From the entries provided below, copy each line that contains the word "敗トレード".

[A run of records]
☆ ☆ ☆ ☆ ☆ ☆ ☆
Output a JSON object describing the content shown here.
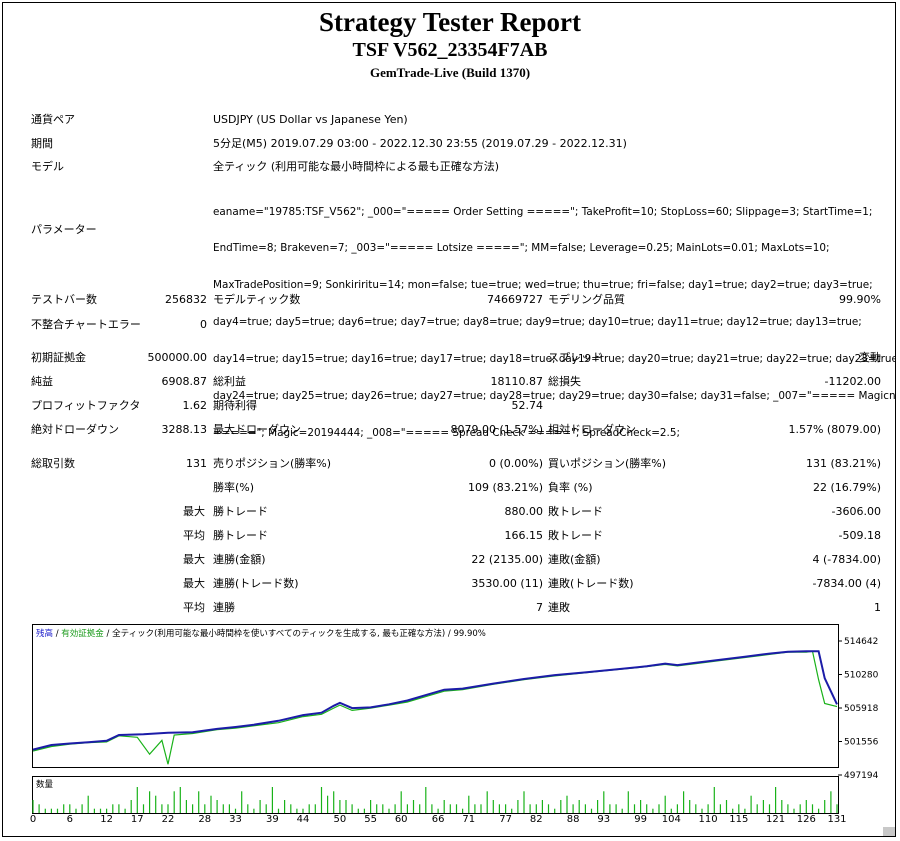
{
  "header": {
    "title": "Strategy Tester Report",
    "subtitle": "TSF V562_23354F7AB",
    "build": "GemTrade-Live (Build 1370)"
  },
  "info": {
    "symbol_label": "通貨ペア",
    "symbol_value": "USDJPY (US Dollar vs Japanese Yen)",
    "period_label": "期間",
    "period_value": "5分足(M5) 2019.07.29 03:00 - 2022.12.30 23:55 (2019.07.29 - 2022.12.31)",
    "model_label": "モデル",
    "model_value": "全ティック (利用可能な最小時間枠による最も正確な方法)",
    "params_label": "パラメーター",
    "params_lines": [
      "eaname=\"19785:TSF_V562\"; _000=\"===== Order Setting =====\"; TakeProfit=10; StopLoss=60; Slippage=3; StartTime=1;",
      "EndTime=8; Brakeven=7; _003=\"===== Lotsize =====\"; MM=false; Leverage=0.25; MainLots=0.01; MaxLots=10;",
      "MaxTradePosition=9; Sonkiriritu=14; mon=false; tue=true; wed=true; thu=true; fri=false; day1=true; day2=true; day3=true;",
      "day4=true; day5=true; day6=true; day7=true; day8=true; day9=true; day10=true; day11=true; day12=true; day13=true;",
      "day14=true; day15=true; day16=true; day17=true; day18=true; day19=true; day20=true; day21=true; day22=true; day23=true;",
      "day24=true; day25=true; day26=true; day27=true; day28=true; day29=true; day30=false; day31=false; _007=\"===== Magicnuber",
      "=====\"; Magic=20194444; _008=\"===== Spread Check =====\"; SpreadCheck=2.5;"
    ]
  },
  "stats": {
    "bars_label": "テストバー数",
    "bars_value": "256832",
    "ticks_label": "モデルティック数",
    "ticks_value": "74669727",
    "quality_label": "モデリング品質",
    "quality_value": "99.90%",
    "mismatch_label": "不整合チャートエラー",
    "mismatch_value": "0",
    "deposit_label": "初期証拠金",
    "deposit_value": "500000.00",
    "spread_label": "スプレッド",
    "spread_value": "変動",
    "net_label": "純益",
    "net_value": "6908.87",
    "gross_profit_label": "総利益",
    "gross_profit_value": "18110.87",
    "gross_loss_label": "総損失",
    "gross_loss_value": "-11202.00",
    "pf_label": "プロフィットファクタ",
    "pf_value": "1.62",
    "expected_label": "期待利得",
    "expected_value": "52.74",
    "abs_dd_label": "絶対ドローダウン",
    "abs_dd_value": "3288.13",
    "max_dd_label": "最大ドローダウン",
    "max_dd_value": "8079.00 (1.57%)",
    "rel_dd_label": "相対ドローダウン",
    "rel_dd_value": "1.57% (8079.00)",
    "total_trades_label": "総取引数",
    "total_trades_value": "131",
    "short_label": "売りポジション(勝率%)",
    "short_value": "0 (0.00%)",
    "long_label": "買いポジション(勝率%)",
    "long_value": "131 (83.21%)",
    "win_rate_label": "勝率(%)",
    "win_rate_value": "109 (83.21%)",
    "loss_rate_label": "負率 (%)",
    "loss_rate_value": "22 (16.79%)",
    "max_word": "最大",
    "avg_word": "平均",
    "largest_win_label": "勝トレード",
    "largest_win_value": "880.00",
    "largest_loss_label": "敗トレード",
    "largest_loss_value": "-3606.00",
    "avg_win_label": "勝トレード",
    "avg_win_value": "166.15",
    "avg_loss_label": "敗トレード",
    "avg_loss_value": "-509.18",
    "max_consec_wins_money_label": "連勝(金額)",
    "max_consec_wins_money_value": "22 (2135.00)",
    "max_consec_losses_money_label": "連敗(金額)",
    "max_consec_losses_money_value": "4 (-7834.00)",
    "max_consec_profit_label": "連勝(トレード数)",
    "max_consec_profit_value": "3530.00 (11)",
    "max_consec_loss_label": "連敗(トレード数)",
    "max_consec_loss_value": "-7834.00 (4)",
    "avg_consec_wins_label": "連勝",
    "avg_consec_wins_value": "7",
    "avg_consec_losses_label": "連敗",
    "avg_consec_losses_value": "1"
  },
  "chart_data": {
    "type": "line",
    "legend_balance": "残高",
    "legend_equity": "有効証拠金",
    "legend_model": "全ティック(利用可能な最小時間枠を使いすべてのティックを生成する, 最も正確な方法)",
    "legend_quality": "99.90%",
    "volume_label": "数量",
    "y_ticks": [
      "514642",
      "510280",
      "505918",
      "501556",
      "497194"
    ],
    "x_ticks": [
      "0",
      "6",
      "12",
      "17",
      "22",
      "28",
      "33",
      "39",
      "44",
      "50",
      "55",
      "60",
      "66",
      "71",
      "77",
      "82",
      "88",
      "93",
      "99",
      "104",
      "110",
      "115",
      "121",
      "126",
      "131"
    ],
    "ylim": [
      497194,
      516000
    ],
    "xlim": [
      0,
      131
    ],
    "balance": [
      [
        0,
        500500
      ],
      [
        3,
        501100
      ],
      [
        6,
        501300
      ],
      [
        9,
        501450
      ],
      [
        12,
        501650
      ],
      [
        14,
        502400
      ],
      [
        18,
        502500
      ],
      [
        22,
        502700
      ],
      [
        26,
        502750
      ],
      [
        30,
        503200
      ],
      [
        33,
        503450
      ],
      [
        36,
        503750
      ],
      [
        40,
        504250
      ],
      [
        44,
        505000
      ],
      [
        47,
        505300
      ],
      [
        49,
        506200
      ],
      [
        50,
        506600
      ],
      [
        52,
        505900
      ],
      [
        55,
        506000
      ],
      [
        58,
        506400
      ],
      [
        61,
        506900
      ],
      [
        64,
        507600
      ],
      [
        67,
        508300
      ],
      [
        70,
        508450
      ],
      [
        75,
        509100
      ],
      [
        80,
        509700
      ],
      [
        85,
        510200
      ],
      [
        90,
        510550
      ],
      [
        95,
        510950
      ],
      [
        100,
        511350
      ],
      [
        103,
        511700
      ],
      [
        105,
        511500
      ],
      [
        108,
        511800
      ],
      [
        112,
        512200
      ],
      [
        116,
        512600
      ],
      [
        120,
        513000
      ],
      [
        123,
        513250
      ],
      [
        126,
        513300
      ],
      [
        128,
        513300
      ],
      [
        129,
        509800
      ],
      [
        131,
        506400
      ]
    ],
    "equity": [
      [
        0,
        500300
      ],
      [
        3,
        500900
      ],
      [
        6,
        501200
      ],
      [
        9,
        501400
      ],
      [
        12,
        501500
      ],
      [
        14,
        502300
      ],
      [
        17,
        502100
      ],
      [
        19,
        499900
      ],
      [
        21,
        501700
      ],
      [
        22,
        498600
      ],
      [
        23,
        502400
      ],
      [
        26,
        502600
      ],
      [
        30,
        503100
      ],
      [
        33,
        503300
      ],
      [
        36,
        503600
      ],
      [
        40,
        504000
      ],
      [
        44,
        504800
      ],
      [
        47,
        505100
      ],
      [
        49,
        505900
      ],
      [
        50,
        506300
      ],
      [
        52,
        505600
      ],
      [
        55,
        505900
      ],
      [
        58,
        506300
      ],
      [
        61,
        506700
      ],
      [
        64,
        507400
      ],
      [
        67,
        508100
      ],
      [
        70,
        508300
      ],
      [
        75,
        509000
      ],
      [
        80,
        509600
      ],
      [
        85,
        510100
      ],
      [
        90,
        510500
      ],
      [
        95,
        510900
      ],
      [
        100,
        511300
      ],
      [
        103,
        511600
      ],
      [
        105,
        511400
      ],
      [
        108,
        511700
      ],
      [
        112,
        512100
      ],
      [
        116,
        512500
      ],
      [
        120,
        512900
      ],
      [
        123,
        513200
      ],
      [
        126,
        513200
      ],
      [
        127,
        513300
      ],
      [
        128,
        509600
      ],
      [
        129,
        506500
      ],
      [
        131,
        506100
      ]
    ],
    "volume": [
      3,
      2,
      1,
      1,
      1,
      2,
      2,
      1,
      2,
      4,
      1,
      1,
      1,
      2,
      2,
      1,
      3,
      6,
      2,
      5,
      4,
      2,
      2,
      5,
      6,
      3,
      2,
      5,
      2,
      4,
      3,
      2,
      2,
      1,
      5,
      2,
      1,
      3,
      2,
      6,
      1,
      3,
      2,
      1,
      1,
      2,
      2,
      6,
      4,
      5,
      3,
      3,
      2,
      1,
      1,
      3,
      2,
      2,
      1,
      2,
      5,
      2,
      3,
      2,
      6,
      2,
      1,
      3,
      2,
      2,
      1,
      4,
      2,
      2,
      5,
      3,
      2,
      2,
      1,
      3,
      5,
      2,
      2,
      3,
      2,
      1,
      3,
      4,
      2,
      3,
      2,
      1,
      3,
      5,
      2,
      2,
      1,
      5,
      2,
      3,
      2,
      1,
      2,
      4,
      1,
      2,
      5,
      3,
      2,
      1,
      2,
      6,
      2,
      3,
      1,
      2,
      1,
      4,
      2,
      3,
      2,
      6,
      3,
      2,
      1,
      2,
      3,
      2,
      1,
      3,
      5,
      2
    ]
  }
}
☆ ☆ ☆ ☆ ☆ ☆ ☆
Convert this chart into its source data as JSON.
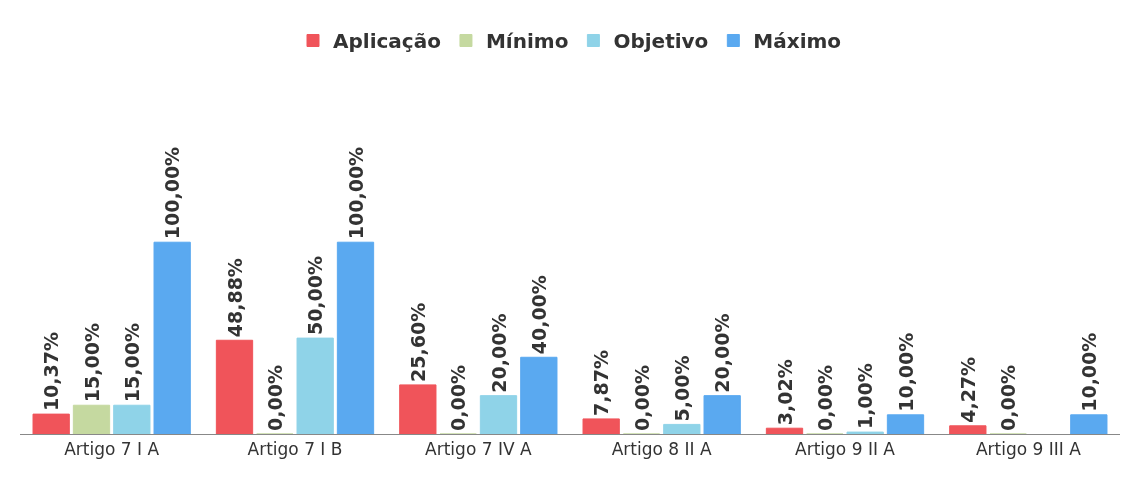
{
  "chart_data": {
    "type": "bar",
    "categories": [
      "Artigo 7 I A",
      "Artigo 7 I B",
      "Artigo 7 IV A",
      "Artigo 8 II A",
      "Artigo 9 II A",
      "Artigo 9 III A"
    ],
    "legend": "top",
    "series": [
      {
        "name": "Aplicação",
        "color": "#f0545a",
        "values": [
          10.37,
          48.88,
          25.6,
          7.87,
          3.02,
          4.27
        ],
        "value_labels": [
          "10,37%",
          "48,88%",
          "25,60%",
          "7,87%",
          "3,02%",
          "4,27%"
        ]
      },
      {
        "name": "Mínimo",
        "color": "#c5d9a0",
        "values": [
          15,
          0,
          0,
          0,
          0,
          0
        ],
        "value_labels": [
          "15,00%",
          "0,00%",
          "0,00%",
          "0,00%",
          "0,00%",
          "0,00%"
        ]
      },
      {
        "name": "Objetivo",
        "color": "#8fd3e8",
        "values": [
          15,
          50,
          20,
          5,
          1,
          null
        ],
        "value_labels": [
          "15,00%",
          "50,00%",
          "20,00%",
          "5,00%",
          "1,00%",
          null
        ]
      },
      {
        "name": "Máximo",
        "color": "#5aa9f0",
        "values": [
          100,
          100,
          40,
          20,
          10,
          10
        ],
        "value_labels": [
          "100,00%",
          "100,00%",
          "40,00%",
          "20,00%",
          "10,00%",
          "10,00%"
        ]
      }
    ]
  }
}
☆ ☆ ☆ ☆ ☆ ☆ ☆
The answer:
    "largest_loss_label": "敗トレード",
    "avg_loss_label": "敗トレード",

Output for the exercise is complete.